Written exercise:
Copy every one of the following records word for word.

Raw records:
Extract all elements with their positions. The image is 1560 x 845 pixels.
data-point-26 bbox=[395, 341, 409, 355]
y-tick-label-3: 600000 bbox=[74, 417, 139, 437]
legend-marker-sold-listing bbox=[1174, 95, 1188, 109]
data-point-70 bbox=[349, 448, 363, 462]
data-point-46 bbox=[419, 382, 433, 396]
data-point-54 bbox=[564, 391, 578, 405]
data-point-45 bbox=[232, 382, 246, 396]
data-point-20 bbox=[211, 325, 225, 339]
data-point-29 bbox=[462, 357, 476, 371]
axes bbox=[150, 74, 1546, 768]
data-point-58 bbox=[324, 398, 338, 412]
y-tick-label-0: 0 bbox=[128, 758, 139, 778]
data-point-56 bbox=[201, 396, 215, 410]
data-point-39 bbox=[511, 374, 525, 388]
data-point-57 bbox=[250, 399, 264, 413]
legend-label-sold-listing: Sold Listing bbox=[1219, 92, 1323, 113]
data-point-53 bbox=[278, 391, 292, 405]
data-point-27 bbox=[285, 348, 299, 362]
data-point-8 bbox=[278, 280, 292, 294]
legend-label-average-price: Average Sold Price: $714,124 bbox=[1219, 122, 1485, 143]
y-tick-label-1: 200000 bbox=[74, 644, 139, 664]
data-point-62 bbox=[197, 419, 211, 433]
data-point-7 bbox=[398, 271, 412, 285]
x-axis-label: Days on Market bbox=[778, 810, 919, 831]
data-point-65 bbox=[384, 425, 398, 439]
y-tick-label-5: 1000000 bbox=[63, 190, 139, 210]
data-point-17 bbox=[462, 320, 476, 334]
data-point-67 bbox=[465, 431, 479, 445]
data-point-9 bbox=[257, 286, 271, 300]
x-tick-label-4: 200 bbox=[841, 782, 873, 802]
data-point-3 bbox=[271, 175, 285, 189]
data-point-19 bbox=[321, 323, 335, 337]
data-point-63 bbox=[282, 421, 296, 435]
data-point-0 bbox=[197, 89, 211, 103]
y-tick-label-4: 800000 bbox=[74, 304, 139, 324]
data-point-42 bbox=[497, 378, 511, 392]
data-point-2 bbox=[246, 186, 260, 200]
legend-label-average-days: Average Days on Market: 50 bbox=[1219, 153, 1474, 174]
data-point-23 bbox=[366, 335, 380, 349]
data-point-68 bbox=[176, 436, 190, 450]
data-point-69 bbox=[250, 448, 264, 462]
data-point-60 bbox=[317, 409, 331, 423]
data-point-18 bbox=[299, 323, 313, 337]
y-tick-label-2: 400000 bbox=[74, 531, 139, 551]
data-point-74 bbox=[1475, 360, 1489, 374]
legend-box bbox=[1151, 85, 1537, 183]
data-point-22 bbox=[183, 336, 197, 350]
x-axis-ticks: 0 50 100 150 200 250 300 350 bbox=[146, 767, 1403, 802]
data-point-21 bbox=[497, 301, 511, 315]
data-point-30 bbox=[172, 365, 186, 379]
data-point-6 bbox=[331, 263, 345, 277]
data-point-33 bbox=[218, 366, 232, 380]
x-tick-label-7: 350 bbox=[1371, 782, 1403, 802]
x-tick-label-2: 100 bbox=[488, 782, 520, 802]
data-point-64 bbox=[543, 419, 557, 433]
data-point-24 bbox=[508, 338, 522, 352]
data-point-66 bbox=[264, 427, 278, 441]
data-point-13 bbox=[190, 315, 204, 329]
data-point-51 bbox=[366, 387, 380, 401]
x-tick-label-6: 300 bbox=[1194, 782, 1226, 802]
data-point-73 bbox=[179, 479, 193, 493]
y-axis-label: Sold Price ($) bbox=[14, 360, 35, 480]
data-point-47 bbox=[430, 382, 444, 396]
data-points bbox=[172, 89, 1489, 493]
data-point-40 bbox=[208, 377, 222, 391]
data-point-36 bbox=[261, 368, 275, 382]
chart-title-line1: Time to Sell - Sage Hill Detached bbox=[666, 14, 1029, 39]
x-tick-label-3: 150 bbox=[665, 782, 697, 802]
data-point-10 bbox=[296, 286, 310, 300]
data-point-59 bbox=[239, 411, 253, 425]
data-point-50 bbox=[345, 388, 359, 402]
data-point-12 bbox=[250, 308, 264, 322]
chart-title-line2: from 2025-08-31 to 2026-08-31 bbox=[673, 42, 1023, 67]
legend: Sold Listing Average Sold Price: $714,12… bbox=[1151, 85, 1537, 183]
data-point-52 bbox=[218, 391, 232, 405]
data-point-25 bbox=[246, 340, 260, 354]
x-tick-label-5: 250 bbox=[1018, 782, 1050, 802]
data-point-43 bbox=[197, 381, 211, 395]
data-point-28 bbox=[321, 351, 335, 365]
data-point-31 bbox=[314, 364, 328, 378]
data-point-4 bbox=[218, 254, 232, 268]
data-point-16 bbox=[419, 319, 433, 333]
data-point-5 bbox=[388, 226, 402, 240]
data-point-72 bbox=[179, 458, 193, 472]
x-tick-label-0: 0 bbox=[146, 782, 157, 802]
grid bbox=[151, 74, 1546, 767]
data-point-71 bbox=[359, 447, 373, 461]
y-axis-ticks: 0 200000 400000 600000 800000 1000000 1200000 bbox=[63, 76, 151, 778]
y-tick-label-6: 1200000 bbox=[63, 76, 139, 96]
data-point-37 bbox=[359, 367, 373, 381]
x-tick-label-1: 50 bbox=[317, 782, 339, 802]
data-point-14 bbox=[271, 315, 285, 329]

Answer to this task:
Extract all elements with their positions. The image is 1560 x 845 pixels.
data-point-26 bbox=[395, 341, 409, 355]
y-tick-label-3: 600000 bbox=[74, 417, 139, 437]
legend-marker-sold-listing bbox=[1174, 95, 1188, 109]
data-point-70 bbox=[349, 448, 363, 462]
data-point-46 bbox=[419, 382, 433, 396]
data-point-54 bbox=[564, 391, 578, 405]
data-point-45 bbox=[232, 382, 246, 396]
data-point-20 bbox=[211, 325, 225, 339]
data-point-29 bbox=[462, 357, 476, 371]
axes bbox=[150, 74, 1546, 768]
data-point-58 bbox=[324, 398, 338, 412]
y-tick-label-0: 0 bbox=[128, 758, 139, 778]
data-point-56 bbox=[201, 396, 215, 410]
data-point-39 bbox=[511, 374, 525, 388]
data-point-57 bbox=[250, 399, 264, 413]
legend-label-sold-listing: Sold Listing bbox=[1219, 92, 1323, 113]
data-point-53 bbox=[278, 391, 292, 405]
data-point-27 bbox=[285, 348, 299, 362]
data-point-8 bbox=[278, 280, 292, 294]
legend-label-average-price: Average Sold Price: $714,124 bbox=[1219, 122, 1485, 143]
y-tick-label-1: 200000 bbox=[74, 644, 139, 664]
data-point-62 bbox=[197, 419, 211, 433]
data-point-7 bbox=[398, 271, 412, 285]
x-axis-label: Days on Market bbox=[778, 810, 919, 831]
data-point-65 bbox=[384, 425, 398, 439]
y-tick-label-5: 1000000 bbox=[63, 190, 139, 210]
data-point-17 bbox=[462, 320, 476, 334]
data-point-67 bbox=[465, 431, 479, 445]
data-point-9 bbox=[257, 286, 271, 300]
x-tick-label-4: 200 bbox=[841, 782, 873, 802]
data-point-3 bbox=[271, 175, 285, 189]
data-point-19 bbox=[321, 323, 335, 337]
data-point-63 bbox=[282, 421, 296, 435]
data-point-0 bbox=[197, 89, 211, 103]
y-tick-label-4: 800000 bbox=[74, 304, 139, 324]
data-point-42 bbox=[497, 378, 511, 392]
data-point-2 bbox=[246, 186, 260, 200]
legend-label-average-days: Average Days on Market: 50 bbox=[1219, 153, 1474, 174]
data-point-23 bbox=[366, 335, 380, 349]
data-point-68 bbox=[176, 436, 190, 450]
data-point-69 bbox=[250, 448, 264, 462]
data-point-60 bbox=[317, 409, 331, 423]
data-point-18 bbox=[299, 323, 313, 337]
y-tick-label-2: 400000 bbox=[74, 531, 139, 551]
data-point-74 bbox=[1475, 360, 1489, 374]
legend-box bbox=[1151, 85, 1537, 183]
data-point-22 bbox=[183, 336, 197, 350]
x-axis-ticks: 0 50 100 150 200 250 300 350 bbox=[146, 767, 1403, 802]
data-point-21 bbox=[497, 301, 511, 315]
data-point-30 bbox=[172, 365, 186, 379]
data-point-6 bbox=[331, 263, 345, 277]
data-point-33 bbox=[218, 366, 232, 380]
x-tick-label-7: 350 bbox=[1371, 782, 1403, 802]
x-tick-label-2: 100 bbox=[488, 782, 520, 802]
data-point-64 bbox=[543, 419, 557, 433]
data-point-24 bbox=[508, 338, 522, 352]
data-point-66 bbox=[264, 427, 278, 441]
data-point-13 bbox=[190, 315, 204, 329]
data-point-51 bbox=[366, 387, 380, 401]
x-tick-label-6: 300 bbox=[1194, 782, 1226, 802]
data-point-73 bbox=[179, 479, 193, 493]
y-axis-label: Sold Price ($) bbox=[14, 360, 35, 480]
data-point-47 bbox=[430, 382, 444, 396]
data-points bbox=[172, 89, 1489, 493]
data-point-40 bbox=[208, 377, 222, 391]
data-point-36 bbox=[261, 368, 275, 382]
chart-title-line1: Time to Sell - Sage Hill Detached bbox=[666, 14, 1029, 39]
x-tick-label-3: 150 bbox=[665, 782, 697, 802]
data-point-10 bbox=[296, 286, 310, 300]
data-point-59 bbox=[239, 411, 253, 425]
data-point-50 bbox=[345, 388, 359, 402]
data-point-12 bbox=[250, 308, 264, 322]
chart-title-line2: from 2025-08-31 to 2026-08-31 bbox=[673, 42, 1023, 67]
legend: Sold Listing Average Sold Price: $714,12… bbox=[1151, 85, 1537, 183]
data-point-52 bbox=[218, 391, 232, 405]
data-point-25 bbox=[246, 340, 260, 354]
x-tick-label-5: 250 bbox=[1018, 782, 1050, 802]
data-point-43 bbox=[197, 381, 211, 395]
data-point-28 bbox=[321, 351, 335, 365]
data-point-31 bbox=[314, 364, 328, 378]
data-point-4 bbox=[218, 254, 232, 268]
data-point-16 bbox=[419, 319, 433, 333]
data-point-5 bbox=[388, 226, 402, 240]
data-point-72 bbox=[179, 458, 193, 472]
x-tick-label-0: 0 bbox=[146, 782, 157, 802]
grid bbox=[151, 74, 1546, 767]
data-point-71 bbox=[359, 447, 373, 461]
y-axis-ticks: 0 200000 400000 600000 800000 1000000 1200000 bbox=[63, 76, 151, 778]
y-tick-label-6: 1200000 bbox=[63, 76, 139, 96]
data-point-37 bbox=[359, 367, 373, 381]
x-tick-label-1: 50 bbox=[317, 782, 339, 802]
data-point-14 bbox=[271, 315, 285, 329]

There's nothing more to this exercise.